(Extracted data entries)

——

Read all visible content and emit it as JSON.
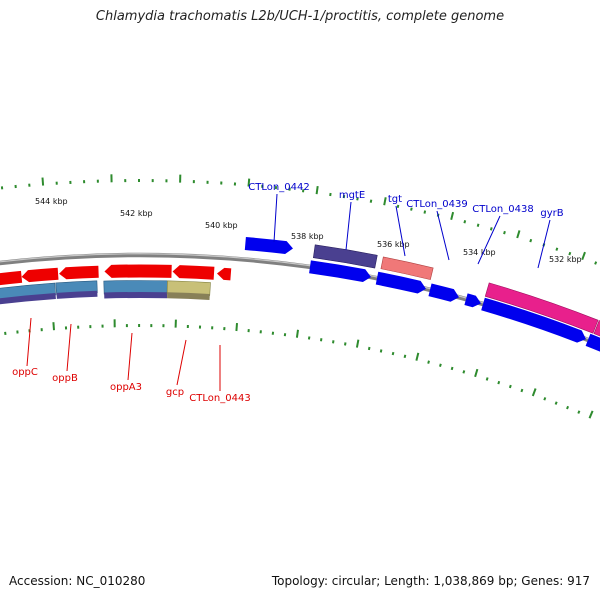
{
  "title": "Chlamydia trachomatis L2b/UCH-1/proctitis, complete genome",
  "accession": "Accession: NC_010280",
  "summary": "Topology: circular; Length: 1,038,869 bp; Genes: 917",
  "scale_ticks": [
    {
      "label": "544 kbp"
    },
    {
      "label": "542 kbp"
    },
    {
      "label": "540 kbp"
    },
    {
      "label": "538 kbp"
    },
    {
      "label": "536 kbp"
    },
    {
      "label": "534 kbp"
    },
    {
      "label": "532 kbp"
    }
  ],
  "forward_labels": [
    {
      "text": "CTLon_0442"
    },
    {
      "text": "mgtE"
    },
    {
      "text": "tgt"
    },
    {
      "text": "CTLon_0439"
    },
    {
      "text": "CTLon_0438"
    },
    {
      "text": "gyrB"
    }
  ],
  "reverse_labels": [
    {
      "text": "oppC"
    },
    {
      "text": "oppB"
    },
    {
      "text": "oppA3"
    },
    {
      "text": "gcp"
    },
    {
      "text": "CTLon_0443"
    }
  ],
  "colors": {
    "forward_label": "#0000cc",
    "reverse_label": "#dd0000",
    "backbone": "#808080",
    "tick": "#2e8b2e",
    "cds_forward": "#0000ee",
    "cds_reverse": "#ee0000"
  }
}
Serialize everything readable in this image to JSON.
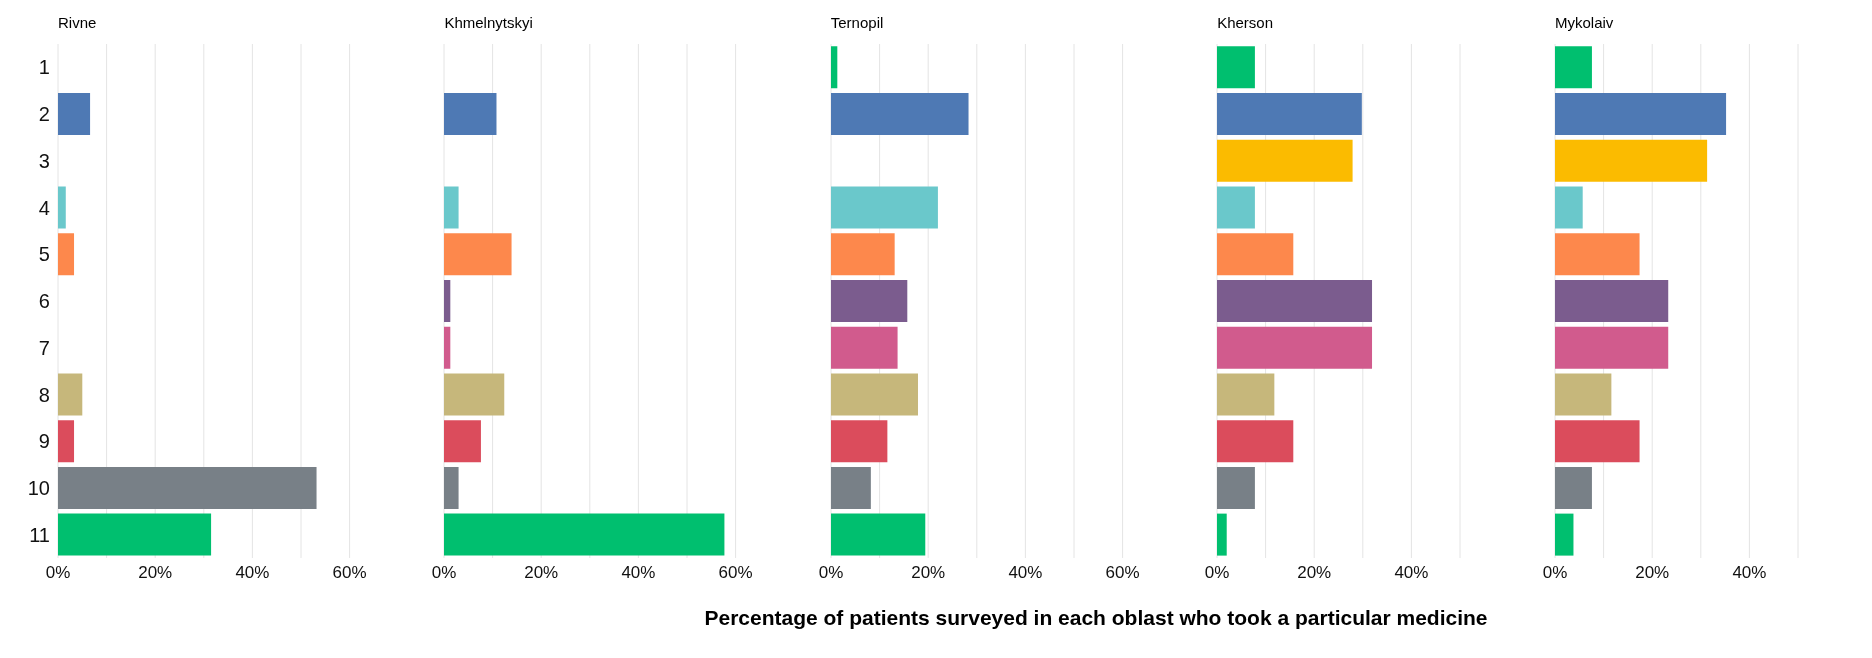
{
  "chart_data": [
    {
      "type": "bar",
      "orientation": "horizontal",
      "title": "Rivne",
      "categories": [
        "1",
        "2",
        "3",
        "4",
        "5",
        "6",
        "7",
        "8",
        "9",
        "10",
        "11"
      ],
      "values": [
        null,
        6.6,
        null,
        1.6,
        3.3,
        null,
        null,
        5.0,
        3.3,
        53.2,
        31.5
      ],
      "colors": [
        "#00bf6f",
        "#4e79b4",
        "#fbbb00",
        "#6ac8cb",
        "#fd884c",
        "#7b5c8e",
        "#d15b8d",
        "#c6b77b",
        "#db4c5c",
        "#788087",
        "#00bf6f"
      ],
      "xlim": [
        0,
        60
      ],
      "xticks": [
        {
          "value": 0,
          "label": "0%"
        },
        {
          "value": 10,
          "label": null
        },
        {
          "value": 20,
          "label": "20%"
        },
        {
          "value": 30,
          "label": null
        },
        {
          "value": 40,
          "label": "40%"
        },
        {
          "value": 50,
          "label": null
        },
        {
          "value": 60,
          "label": "60%"
        }
      ],
      "grid": "x"
    },
    {
      "type": "bar",
      "orientation": "horizontal",
      "title": "Khmelnytskyi",
      "categories": [
        "1",
        "2",
        "3",
        "4",
        "5",
        "6",
        "7",
        "8",
        "9",
        "10",
        "11"
      ],
      "values": [
        null,
        10.8,
        null,
        3.0,
        13.9,
        1.3,
        1.3,
        12.4,
        7.6,
        3.0,
        57.7
      ],
      "colors": [
        "#00bf6f",
        "#4e79b4",
        "#fbbb00",
        "#6ac8cb",
        "#fd884c",
        "#7b5c8e",
        "#d15b8d",
        "#c6b77b",
        "#db4c5c",
        "#788087",
        "#00bf6f"
      ],
      "xlim": [
        0,
        60
      ],
      "xticks": [
        {
          "value": 0,
          "label": "0%"
        },
        {
          "value": 10,
          "label": null
        },
        {
          "value": 20,
          "label": "20%"
        },
        {
          "value": 30,
          "label": null
        },
        {
          "value": 40,
          "label": "40%"
        },
        {
          "value": 50,
          "label": null
        },
        {
          "value": 60,
          "label": "60%"
        }
      ],
      "grid": "x",
      "tick_labels": "x"
    },
    {
      "type": "bar",
      "orientation": "horizontal",
      "title": "Ternopil",
      "xlabel": "Percentage of patients surveyed in each oblast who took a particular medicine",
      "categories": [
        "1",
        "2",
        "3",
        "4",
        "5",
        "6",
        "7",
        "8",
        "9",
        "10",
        "11"
      ],
      "values": [
        1.3,
        28.3,
        null,
        22.0,
        13.1,
        15.7,
        13.7,
        17.9,
        11.6,
        8.2,
        19.4
      ],
      "colors": [
        "#00bf6f",
        "#4e79b4",
        "#fbbb00",
        "#6ac8cb",
        "#fd884c",
        "#7b5c8e",
        "#d15b8d",
        "#c6b77b",
        "#db4c5c",
        "#788087",
        "#00bf6f"
      ],
      "xlim": [
        0,
        60
      ],
      "xticks": [
        {
          "value": 0,
          "label": "0%"
        },
        {
          "value": 10,
          "label": null
        },
        {
          "value": 20,
          "label": "20%"
        },
        {
          "value": 30,
          "label": null
        },
        {
          "value": 40,
          "label": "40%"
        },
        {
          "value": 50,
          "label": null
        },
        {
          "value": 60,
          "label": "60%"
        }
      ],
      "grid": "x",
      "tick_labels": "x"
    },
    {
      "type": "bar",
      "orientation": "horizontal",
      "title": "Kherson",
      "categories": [
        "1",
        "2",
        "3",
        "4",
        "5",
        "6",
        "7",
        "8",
        "9",
        "10",
        "11"
      ],
      "values": [
        7.8,
        29.8,
        27.9,
        7.8,
        15.7,
        31.9,
        31.9,
        11.8,
        15.7,
        7.8,
        2.0
      ],
      "colors": [
        "#00bf6f",
        "#4e79b4",
        "#fbbb00",
        "#6ac8cb",
        "#fd884c",
        "#7b5c8e",
        "#d15b8d",
        "#c6b77b",
        "#db4c5c",
        "#788087",
        "#00bf6f"
      ],
      "xlim": [
        0,
        50
      ],
      "xticks": [
        {
          "value": 0,
          "label": "0%"
        },
        {
          "value": 10,
          "label": null
        },
        {
          "value": 20,
          "label": "20%"
        },
        {
          "value": 30,
          "label": null
        },
        {
          "value": 40,
          "label": "40%"
        },
        {
          "value": 50,
          "label": null
        }
      ],
      "grid": "x",
      "tick_labels": "x"
    },
    {
      "type": "bar",
      "orientation": "horizontal",
      "title": "Mykolaiv",
      "categories": [
        "1",
        "2",
        "3",
        "4",
        "5",
        "6",
        "7",
        "8",
        "9",
        "10",
        "11"
      ],
      "values": [
        7.6,
        35.2,
        31.3,
        5.7,
        17.4,
        23.3,
        23.3,
        11.6,
        17.4,
        7.6,
        3.8
      ],
      "colors": [
        "#00bf6f",
        "#4e79b4",
        "#fbbb00",
        "#6ac8cb",
        "#fd884c",
        "#7b5c8e",
        "#d15b8d",
        "#c6b77b",
        "#db4c5c",
        "#788087",
        "#00bf6f"
      ],
      "xlim": [
        0,
        50
      ],
      "xticks": [
        {
          "value": 0,
          "label": "0%"
        },
        {
          "value": 10,
          "label": null
        },
        {
          "value": 20,
          "label": "20%"
        },
        {
          "value": 30,
          "label": null
        },
        {
          "value": 40,
          "label": "40%"
        },
        {
          "value": 50,
          "label": null
        }
      ],
      "grid": "x",
      "tick_labels": "x"
    }
  ]
}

——

Task details: Be exact. Write out all the entries and omit the pictures.

Solution for this task:
Read all visible content and emit it as JSON.
{
  "title": "Chlamydia trachomatis L2b/UCH-1/proctitis, complete genome",
  "accession": "Accession: NC_010280",
  "summary": "Topology: circular; Length: 1,038,869 bp; Genes: 917",
  "scale_ticks": [
    {
      "label": "544 kbp"
    },
    {
      "label": "542 kbp"
    },
    {
      "label": "540 kbp"
    },
    {
      "label": "538 kbp"
    },
    {
      "label": "536 kbp"
    },
    {
      "label": "534 kbp"
    },
    {
      "label": "532 kbp"
    }
  ],
  "forward_labels": [
    {
      "text": "CTLon_0442"
    },
    {
      "text": "mgtE"
    },
    {
      "text": "tgt"
    },
    {
      "text": "CTLon_0439"
    },
    {
      "text": "CTLon_0438"
    },
    {
      "text": "gyrB"
    }
  ],
  "reverse_labels": [
    {
      "text": "oppC"
    },
    {
      "text": "oppB"
    },
    {
      "text": "oppA3"
    },
    {
      "text": "gcp"
    },
    {
      "text": "CTLon_0443"
    }
  ],
  "colors": {
    "forward_label": "#0000cc",
    "reverse_label": "#dd0000",
    "backbone": "#808080",
    "tick": "#2e8b2e",
    "cds_forward": "#0000ee",
    "cds_reverse": "#ee0000"
  }
}
Serialize everything readable in this image to JSON.
{
  "chart_data": [
    {
      "type": "bar",
      "orientation": "horizontal",
      "title": "Rivne",
      "categories": [
        "1",
        "2",
        "3",
        "4",
        "5",
        "6",
        "7",
        "8",
        "9",
        "10",
        "11"
      ],
      "values": [
        null,
        6.6,
        null,
        1.6,
        3.3,
        null,
        null,
        5.0,
        3.3,
        53.2,
        31.5
      ],
      "colors": [
        "#00bf6f",
        "#4e79b4",
        "#fbbb00",
        "#6ac8cb",
        "#fd884c",
        "#7b5c8e",
        "#d15b8d",
        "#c6b77b",
        "#db4c5c",
        "#788087",
        "#00bf6f"
      ],
      "xlim": [
        0,
        60
      ],
      "xticks": [
        {
          "value": 0,
          "label": "0%"
        },
        {
          "value": 10,
          "label": null
        },
        {
          "value": 20,
          "label": "20%"
        },
        {
          "value": 30,
          "label": null
        },
        {
          "value": 40,
          "label": "40%"
        },
        {
          "value": 50,
          "label": null
        },
        {
          "value": 60,
          "label": "60%"
        }
      ],
      "grid": "x"
    },
    {
      "type": "bar",
      "orientation": "horizontal",
      "title": "Khmelnytskyi",
      "categories": [
        "1",
        "2",
        "3",
        "4",
        "5",
        "6",
        "7",
        "8",
        "9",
        "10",
        "11"
      ],
      "values": [
        null,
        10.8,
        null,
        3.0,
        13.9,
        1.3,
        1.3,
        12.4,
        7.6,
        3.0,
        57.7
      ],
      "colors": [
        "#00bf6f",
        "#4e79b4",
        "#fbbb00",
        "#6ac8cb",
        "#fd884c",
        "#7b5c8e",
        "#d15b8d",
        "#c6b77b",
        "#db4c5c",
        "#788087",
        "#00bf6f"
      ],
      "xlim": [
        0,
        60
      ],
      "xticks": [
        {
          "value": 0,
          "label": "0%"
        },
        {
          "value": 10,
          "label": null
        },
        {
          "value": 20,
          "label": "20%"
        },
        {
          "value": 30,
          "label": null
        },
        {
          "value": 40,
          "label": "40%"
        },
        {
          "value": 50,
          "label": null
        },
        {
          "value": 60,
          "label": "60%"
        }
      ],
      "grid": "x",
      "tick_labels": "x"
    },
    {
      "type": "bar",
      "orientation": "horizontal",
      "title": "Ternopil",
      "xlabel": "Percentage of patients surveyed in each oblast who took a particular medicine",
      "categories": [
        "1",
        "2",
        "3",
        "4",
        "5",
        "6",
        "7",
        "8",
        "9",
        "10",
        "11"
      ],
      "values": [
        1.3,
        28.3,
        null,
        22.0,
        13.1,
        15.7,
        13.7,
        17.9,
        11.6,
        8.2,
        19.4
      ],
      "colors": [
        "#00bf6f",
        "#4e79b4",
        "#fbbb00",
        "#6ac8cb",
        "#fd884c",
        "#7b5c8e",
        "#d15b8d",
        "#c6b77b",
        "#db4c5c",
        "#788087",
        "#00bf6f"
      ],
      "xlim": [
        0,
        60
      ],
      "xticks": [
        {
          "value": 0,
          "label": "0%"
        },
        {
          "value": 10,
          "label": null
        },
        {
          "value": 20,
          "label": "20%"
        },
        {
          "value": 30,
          "label": null
        },
        {
          "value": 40,
          "label": "40%"
        },
        {
          "value": 50,
          "label": null
        },
        {
          "value": 60,
          "label": "60%"
        }
      ],
      "grid": "x",
      "tick_labels": "x"
    },
    {
      "type": "bar",
      "orientation": "horizontal",
      "title": "Kherson",
      "categories": [
        "1",
        "2",
        "3",
        "4",
        "5",
        "6",
        "7",
        "8",
        "9",
        "10",
        "11"
      ],
      "values": [
        7.8,
        29.8,
        27.9,
        7.8,
        15.7,
        31.9,
        31.9,
        11.8,
        15.7,
        7.8,
        2.0
      ],
      "colors": [
        "#00bf6f",
        "#4e79b4",
        "#fbbb00",
        "#6ac8cb",
        "#fd884c",
        "#7b5c8e",
        "#d15b8d",
        "#c6b77b",
        "#db4c5c",
        "#788087",
        "#00bf6f"
      ],
      "xlim": [
        0,
        50
      ],
      "xticks": [
        {
          "value": 0,
          "label": "0%"
        },
        {
          "value": 10,
          "label": null
        },
        {
          "value": 20,
          "label": "20%"
        },
        {
          "value": 30,
          "label": null
        },
        {
          "value": 40,
          "label": "40%"
        },
        {
          "value": 50,
          "label": null
        }
      ],
      "grid": "x",
      "tick_labels": "x"
    },
    {
      "type": "bar",
      "orientation": "horizontal",
      "title": "Mykolaiv",
      "categories": [
        "1",
        "2",
        "3",
        "4",
        "5",
        "6",
        "7",
        "8",
        "9",
        "10",
        "11"
      ],
      "values": [
        7.6,
        35.2,
        31.3,
        5.7,
        17.4,
        23.3,
        23.3,
        11.6,
        17.4,
        7.6,
        3.8
      ],
      "colors": [
        "#00bf6f",
        "#4e79b4",
        "#fbbb00",
        "#6ac8cb",
        "#fd884c",
        "#7b5c8e",
        "#d15b8d",
        "#c6b77b",
        "#db4c5c",
        "#788087",
        "#00bf6f"
      ],
      "xlim": [
        0,
        50
      ],
      "xticks": [
        {
          "value": 0,
          "label": "0%"
        },
        {
          "value": 10,
          "label": null
        },
        {
          "value": 20,
          "label": "20%"
        },
        {
          "value": 30,
          "label": null
        },
        {
          "value": 40,
          "label": "40%"
        },
        {
          "value": 50,
          "label": null
        }
      ],
      "grid": "x",
      "tick_labels": "x"
    }
  ]
}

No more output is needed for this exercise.